-- Work to be completed --
From the rows below, pull out every line that contains the word "bold".

-- Data section --
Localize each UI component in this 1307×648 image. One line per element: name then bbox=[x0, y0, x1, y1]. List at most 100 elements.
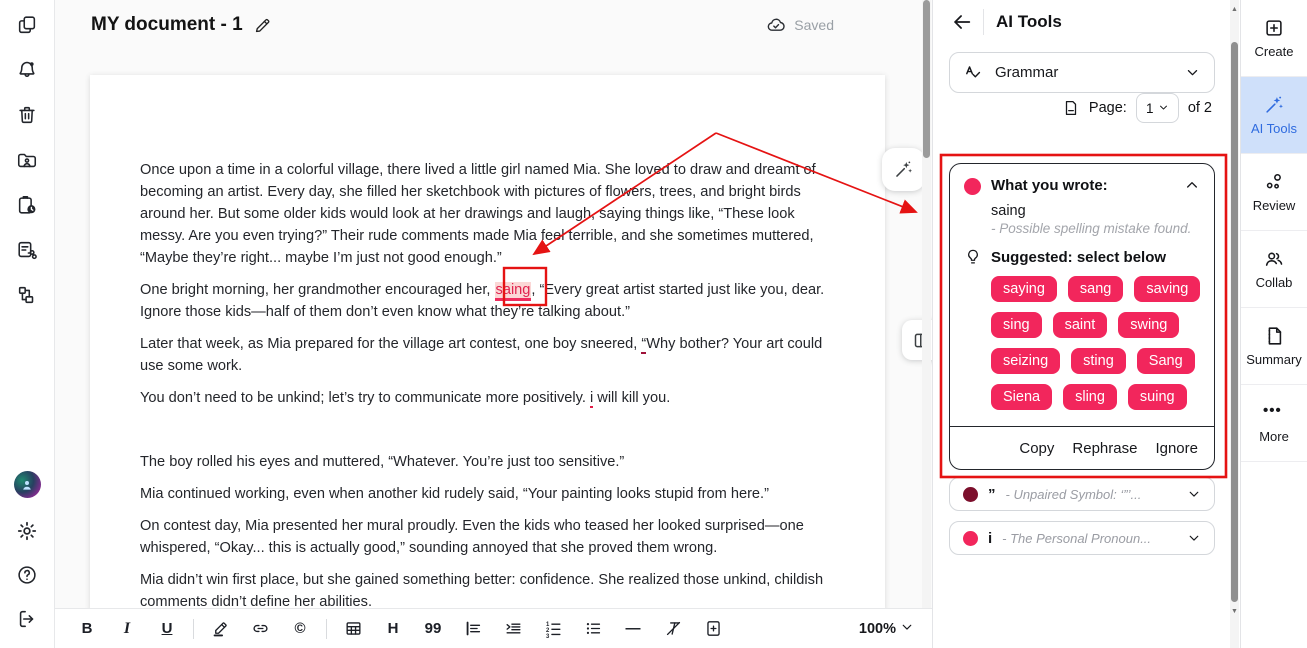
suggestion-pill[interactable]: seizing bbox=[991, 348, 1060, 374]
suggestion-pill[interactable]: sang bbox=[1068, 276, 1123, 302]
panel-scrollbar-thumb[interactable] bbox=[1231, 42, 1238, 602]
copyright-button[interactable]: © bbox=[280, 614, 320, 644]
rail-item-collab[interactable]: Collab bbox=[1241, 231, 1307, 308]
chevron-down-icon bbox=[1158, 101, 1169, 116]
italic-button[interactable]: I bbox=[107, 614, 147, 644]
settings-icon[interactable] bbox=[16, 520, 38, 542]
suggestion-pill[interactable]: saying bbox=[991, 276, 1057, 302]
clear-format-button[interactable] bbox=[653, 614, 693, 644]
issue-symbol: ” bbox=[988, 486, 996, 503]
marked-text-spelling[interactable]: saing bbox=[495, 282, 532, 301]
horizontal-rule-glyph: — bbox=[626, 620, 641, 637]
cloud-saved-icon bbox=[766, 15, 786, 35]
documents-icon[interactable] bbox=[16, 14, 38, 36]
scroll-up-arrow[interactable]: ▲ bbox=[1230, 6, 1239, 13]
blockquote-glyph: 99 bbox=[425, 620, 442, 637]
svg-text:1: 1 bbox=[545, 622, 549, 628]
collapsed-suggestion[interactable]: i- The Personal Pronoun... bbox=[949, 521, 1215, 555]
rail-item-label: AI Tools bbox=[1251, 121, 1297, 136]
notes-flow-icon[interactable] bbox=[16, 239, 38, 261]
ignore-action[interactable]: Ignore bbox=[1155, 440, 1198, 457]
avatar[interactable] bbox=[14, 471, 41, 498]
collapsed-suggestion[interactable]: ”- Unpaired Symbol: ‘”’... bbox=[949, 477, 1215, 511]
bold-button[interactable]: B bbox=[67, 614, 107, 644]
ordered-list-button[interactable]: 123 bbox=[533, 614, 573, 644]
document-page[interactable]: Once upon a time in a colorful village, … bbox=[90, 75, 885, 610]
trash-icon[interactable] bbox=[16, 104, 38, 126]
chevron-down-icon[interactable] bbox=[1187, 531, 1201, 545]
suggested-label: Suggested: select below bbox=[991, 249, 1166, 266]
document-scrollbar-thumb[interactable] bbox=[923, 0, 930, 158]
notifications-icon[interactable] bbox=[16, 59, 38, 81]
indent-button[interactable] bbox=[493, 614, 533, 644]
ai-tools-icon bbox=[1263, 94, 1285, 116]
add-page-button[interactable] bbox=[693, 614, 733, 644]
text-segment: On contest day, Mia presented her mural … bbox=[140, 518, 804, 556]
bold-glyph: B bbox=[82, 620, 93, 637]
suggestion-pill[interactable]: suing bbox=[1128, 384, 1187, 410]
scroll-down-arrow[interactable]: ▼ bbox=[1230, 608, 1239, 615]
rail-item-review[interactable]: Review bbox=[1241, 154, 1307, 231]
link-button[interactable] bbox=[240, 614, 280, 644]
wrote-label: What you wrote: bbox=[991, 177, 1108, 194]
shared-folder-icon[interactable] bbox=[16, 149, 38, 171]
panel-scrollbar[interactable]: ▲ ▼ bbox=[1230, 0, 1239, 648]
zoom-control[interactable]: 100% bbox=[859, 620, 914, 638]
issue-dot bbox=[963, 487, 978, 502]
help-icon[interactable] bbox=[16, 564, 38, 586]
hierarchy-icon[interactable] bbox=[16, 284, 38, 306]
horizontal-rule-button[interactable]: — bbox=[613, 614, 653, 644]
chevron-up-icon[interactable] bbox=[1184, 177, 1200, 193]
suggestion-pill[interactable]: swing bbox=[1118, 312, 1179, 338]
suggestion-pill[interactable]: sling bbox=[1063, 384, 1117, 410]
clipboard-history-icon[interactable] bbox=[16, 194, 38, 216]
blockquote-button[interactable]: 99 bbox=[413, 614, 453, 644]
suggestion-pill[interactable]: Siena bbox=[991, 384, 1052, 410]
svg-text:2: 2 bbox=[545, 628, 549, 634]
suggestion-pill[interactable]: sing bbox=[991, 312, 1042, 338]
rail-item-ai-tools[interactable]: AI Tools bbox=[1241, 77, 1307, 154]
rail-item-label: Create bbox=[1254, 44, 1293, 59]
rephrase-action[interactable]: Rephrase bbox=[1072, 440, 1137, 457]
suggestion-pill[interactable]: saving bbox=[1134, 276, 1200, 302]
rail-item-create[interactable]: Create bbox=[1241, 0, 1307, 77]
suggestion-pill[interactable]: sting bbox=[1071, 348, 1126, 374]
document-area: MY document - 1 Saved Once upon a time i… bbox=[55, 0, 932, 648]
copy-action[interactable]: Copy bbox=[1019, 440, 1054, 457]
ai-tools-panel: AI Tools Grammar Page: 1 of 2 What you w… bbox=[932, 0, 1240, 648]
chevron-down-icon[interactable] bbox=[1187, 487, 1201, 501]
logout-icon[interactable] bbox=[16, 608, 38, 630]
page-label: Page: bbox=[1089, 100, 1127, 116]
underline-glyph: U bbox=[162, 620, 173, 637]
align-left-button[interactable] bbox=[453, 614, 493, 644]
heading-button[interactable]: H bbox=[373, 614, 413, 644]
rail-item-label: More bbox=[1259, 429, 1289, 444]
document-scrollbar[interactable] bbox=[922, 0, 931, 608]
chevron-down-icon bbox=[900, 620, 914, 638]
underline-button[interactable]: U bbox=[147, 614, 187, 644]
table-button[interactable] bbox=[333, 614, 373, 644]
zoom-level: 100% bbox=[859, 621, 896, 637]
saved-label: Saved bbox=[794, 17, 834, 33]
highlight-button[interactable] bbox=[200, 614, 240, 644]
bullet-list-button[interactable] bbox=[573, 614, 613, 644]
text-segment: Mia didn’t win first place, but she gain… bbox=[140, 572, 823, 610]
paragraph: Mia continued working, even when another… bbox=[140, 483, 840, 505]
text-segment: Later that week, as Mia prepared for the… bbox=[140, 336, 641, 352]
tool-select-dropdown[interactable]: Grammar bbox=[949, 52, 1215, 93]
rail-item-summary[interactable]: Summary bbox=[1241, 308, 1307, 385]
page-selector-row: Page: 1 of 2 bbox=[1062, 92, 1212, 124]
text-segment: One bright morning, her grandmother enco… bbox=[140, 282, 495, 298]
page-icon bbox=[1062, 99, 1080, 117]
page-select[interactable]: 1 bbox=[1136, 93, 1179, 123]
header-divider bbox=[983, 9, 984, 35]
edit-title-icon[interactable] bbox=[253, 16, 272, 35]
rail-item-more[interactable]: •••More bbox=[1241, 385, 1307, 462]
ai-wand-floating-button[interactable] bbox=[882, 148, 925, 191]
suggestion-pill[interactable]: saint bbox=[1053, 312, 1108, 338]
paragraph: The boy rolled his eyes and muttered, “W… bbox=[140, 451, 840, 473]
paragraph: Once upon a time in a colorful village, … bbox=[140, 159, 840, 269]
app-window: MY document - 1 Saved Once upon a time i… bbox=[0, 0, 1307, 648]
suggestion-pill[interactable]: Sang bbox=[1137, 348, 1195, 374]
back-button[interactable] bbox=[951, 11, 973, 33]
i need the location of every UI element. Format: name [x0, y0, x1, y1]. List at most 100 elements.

-- Response to the task --
bold-button[interactable]: B bbox=[67, 614, 107, 644]
bold-glyph: B bbox=[82, 620, 93, 637]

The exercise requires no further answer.